• TASK STATEMENT:
Only the lines holding the string "Document" are needed. Copy each one.

• DATASET CONTENT:

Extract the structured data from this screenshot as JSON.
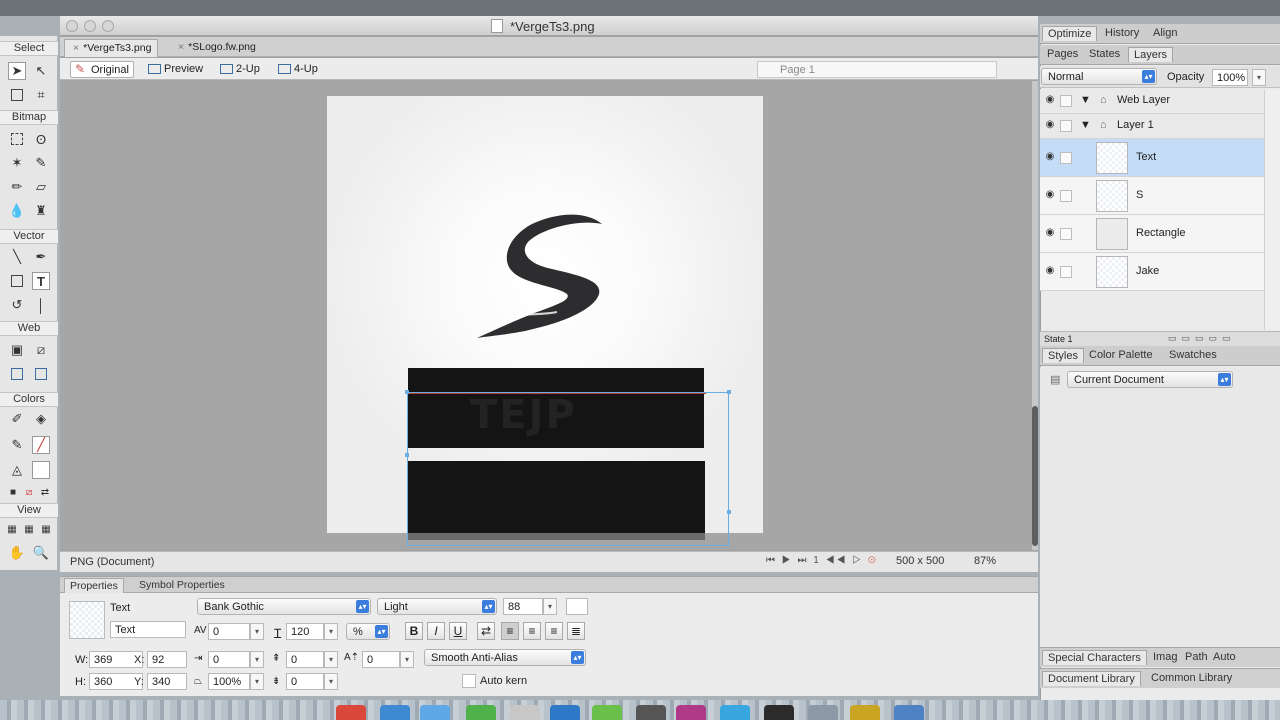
{
  "window": {
    "title": "*VergeTs3.png"
  },
  "tabs": [
    {
      "label": "*VergeTs3.png",
      "close": "×"
    },
    {
      "label": "*SLogo.fw.png",
      "close": "×"
    }
  ],
  "views": {
    "original": "Original",
    "preview": "Preview",
    "two_up": "2-Up",
    "four_up": "4-Up",
    "page": "Page 1"
  },
  "toolbox": {
    "select": "Select",
    "bitmap": "Bitmap",
    "vector": "Vector",
    "web": "Web",
    "colors": "Colors",
    "view": "View"
  },
  "status": {
    "doc_type": "PNG (Document)",
    "frame": "1",
    "canvas_size": "500 x 500",
    "zoom": "87%"
  },
  "properties": {
    "tabs": [
      "Properties",
      "Symbol Properties"
    ],
    "object_type": "Text",
    "object_name": "Text",
    "font": "Bank Gothic",
    "style": "Light",
    "size": "88",
    "kerning": "0",
    "leading": "120",
    "leading_unit": "%",
    "indent": "0",
    "space_before": "0",
    "space_after": "0",
    "baseline_shift": "0",
    "horiz_scale": "100%",
    "anti_alias": "Smooth Anti-Alias",
    "auto_kern": "Auto kern",
    "w_label": "W:",
    "w": "369",
    "h_label": "H:",
    "h": "360",
    "x_label": "X:",
    "x": "92",
    "y_label": "Y:",
    "y": "340",
    "bold": "B",
    "italic": "I",
    "underline": "U"
  },
  "right_panel": {
    "top_tabs": [
      "Optimize",
      "History",
      "Align"
    ],
    "sub_tabs": [
      "Pages",
      "States",
      "Layers"
    ],
    "blend_mode": "Normal",
    "opacity_label": "Opacity",
    "opacity": "100%",
    "layers": [
      {
        "name": "Web Layer",
        "type": "folder"
      },
      {
        "name": "Layer 1",
        "type": "folder"
      },
      {
        "name": "Text",
        "type": "object",
        "selected": true
      },
      {
        "name": "S",
        "type": "object"
      },
      {
        "name": "Rectangle",
        "type": "object"
      },
      {
        "name": "Jake",
        "type": "object"
      }
    ],
    "state": "State 1",
    "style_tabs": [
      "Styles",
      "Color Palette",
      "Swatches"
    ],
    "style_source": "Current Document",
    "bottom_tabs_1": [
      "Special Characters",
      "Imag",
      "Path",
      "Auto"
    ],
    "bottom_tabs_2": [
      "Document Library",
      "Common Library"
    ]
  },
  "canvas": {
    "ghost_text": "TEJP"
  }
}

• COMPLETED TASK:
    "doc_type": "PNG (Document)",
    "style_source": "Current Document",
      "Document Library",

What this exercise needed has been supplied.